Instruction »
Render as a JSON list of strings, one per line, the data lines from the line with "level-surface-line2: surface bbox=[873, 263, 916, 277]" up to and including the line with "to-bore-hole-line2: hole bbox=[76, 275, 101, 289]", leaving out any blank lines.

Excerpt from a dataset »

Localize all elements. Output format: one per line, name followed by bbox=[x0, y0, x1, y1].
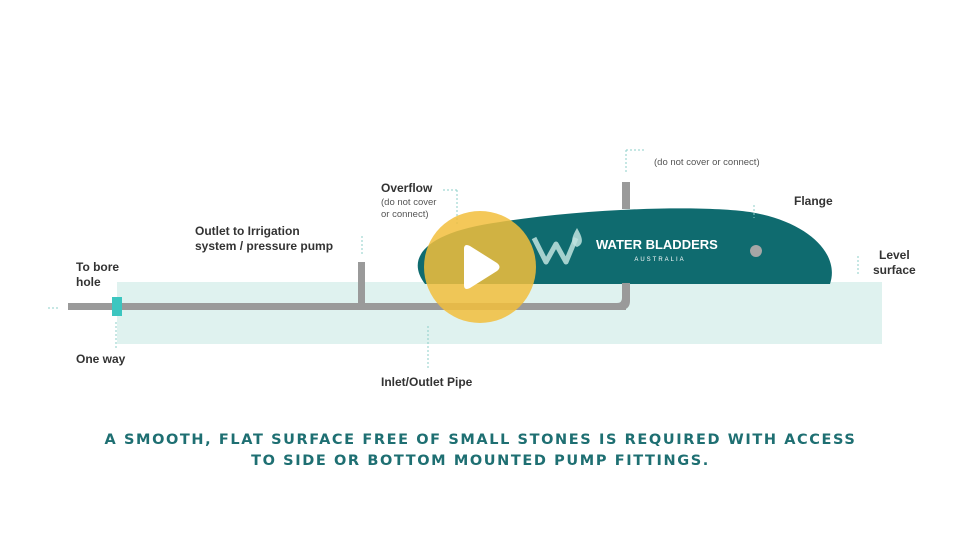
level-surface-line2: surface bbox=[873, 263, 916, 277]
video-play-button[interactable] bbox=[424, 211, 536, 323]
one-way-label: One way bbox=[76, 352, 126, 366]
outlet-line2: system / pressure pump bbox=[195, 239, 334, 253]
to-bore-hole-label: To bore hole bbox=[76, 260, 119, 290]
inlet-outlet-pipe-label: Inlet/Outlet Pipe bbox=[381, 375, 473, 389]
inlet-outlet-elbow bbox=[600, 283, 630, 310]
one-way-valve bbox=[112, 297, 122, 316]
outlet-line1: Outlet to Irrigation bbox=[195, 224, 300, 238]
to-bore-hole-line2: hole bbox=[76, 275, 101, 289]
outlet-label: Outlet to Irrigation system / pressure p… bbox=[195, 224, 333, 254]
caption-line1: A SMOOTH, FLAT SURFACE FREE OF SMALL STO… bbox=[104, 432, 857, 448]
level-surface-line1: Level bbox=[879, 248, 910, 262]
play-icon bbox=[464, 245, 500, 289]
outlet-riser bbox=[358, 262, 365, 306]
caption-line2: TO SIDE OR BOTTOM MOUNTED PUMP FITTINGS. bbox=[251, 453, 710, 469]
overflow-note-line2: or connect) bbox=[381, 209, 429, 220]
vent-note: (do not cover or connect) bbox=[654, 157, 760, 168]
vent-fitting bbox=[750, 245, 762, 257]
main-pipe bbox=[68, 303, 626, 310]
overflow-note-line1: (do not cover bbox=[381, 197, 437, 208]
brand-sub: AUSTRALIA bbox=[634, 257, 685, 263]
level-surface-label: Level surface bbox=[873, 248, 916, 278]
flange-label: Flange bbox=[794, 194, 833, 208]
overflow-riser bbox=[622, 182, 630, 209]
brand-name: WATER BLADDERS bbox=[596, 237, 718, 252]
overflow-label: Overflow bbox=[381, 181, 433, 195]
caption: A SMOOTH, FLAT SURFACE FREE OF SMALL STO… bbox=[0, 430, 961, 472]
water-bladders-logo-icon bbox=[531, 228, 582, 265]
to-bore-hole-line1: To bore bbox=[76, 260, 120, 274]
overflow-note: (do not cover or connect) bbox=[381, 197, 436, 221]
* * *
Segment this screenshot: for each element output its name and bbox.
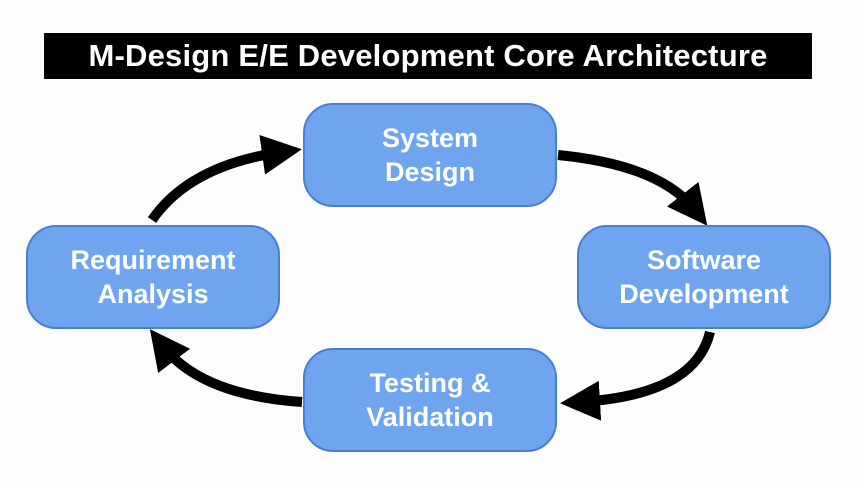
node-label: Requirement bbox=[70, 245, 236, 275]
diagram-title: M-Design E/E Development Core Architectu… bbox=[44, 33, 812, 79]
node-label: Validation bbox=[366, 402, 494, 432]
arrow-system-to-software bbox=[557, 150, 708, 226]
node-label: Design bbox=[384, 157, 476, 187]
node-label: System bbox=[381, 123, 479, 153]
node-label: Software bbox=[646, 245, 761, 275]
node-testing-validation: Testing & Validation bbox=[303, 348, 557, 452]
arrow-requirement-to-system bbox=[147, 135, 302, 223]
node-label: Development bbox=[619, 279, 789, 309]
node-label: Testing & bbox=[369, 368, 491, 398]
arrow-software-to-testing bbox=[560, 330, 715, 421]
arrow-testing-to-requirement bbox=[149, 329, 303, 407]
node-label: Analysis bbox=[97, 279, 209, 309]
==
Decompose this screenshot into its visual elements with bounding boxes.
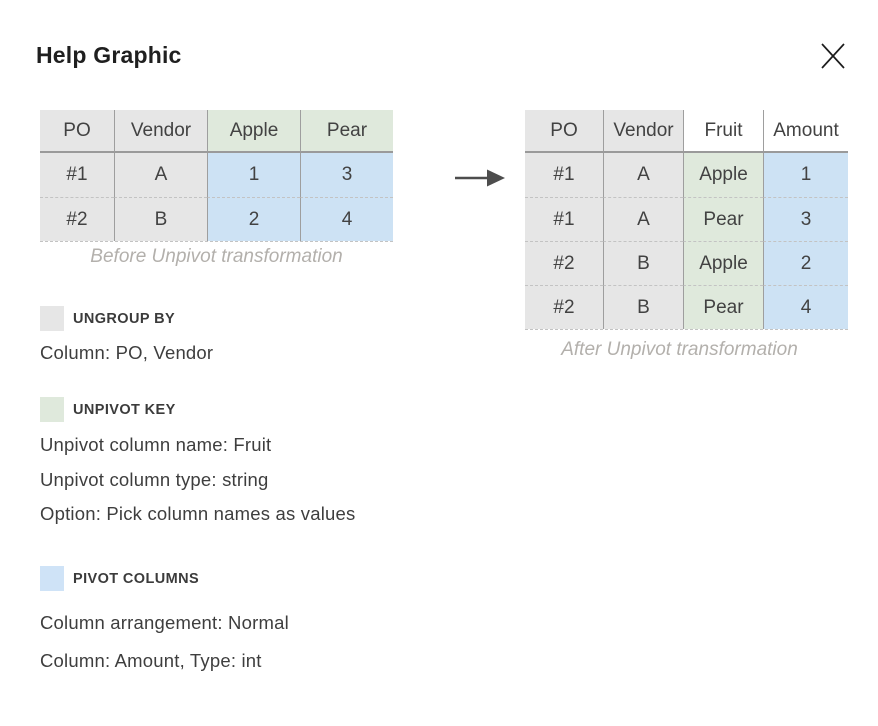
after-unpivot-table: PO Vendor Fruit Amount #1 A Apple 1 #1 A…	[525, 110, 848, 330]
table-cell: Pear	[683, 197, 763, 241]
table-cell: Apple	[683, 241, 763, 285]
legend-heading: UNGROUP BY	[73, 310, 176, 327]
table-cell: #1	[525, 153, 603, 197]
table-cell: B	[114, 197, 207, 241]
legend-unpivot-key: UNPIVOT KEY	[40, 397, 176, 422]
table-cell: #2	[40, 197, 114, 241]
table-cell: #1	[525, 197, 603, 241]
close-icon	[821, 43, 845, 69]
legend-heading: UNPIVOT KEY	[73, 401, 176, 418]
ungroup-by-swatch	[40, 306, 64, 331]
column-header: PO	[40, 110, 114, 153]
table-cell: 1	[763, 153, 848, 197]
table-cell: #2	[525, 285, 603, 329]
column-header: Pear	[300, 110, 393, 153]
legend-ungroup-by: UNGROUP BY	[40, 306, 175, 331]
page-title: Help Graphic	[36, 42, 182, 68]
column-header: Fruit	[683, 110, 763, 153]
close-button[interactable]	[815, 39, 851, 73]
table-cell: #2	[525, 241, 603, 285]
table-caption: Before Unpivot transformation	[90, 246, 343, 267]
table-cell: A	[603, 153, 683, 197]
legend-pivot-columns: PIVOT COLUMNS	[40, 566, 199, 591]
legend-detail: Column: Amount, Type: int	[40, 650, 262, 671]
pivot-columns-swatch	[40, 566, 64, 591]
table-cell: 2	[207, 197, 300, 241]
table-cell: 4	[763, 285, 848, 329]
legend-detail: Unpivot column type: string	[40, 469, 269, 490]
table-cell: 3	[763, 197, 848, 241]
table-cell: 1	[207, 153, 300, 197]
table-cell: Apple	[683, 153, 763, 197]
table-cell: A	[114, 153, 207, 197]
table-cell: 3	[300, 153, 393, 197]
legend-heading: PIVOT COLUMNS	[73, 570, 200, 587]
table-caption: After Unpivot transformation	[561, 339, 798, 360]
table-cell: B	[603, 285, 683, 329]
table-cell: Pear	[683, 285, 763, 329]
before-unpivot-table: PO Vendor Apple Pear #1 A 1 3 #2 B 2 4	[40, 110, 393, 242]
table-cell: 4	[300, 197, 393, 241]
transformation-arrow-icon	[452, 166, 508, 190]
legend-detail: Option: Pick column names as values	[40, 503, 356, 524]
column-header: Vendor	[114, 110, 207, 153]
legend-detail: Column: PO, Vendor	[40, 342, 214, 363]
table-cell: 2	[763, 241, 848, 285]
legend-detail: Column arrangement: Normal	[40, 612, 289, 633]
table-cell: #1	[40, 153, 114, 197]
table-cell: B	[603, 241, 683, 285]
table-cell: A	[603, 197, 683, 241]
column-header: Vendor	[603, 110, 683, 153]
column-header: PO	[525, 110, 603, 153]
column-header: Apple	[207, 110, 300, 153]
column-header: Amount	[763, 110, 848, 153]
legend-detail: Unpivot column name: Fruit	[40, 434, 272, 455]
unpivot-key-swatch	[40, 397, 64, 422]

Result of this exercise »
[
  "level-surface-line2: surface bbox=[873, 263, 916, 277]",
  "video-play-button[interactable] bbox=[424, 211, 536, 323]",
  "one-way-label: One way bbox=[76, 352, 126, 366]",
  "outlet-line2: system / pressure pump bbox=[195, 239, 334, 253]",
  "to-bore-hole-label: To bore hole bbox=[76, 260, 119, 290]",
  "inlet-outlet-pipe-label: Inlet/Outlet Pipe bbox=[381, 375, 473, 389]",
  "inlet-outlet-elbow bbox=[600, 283, 630, 310]",
  "one-way-valve bbox=[112, 297, 122, 316]",
  "outlet-line1: Outlet to Irrigation bbox=[195, 224, 300, 238]",
  "to-bore-hole-line2: hole bbox=[76, 275, 101, 289]"
]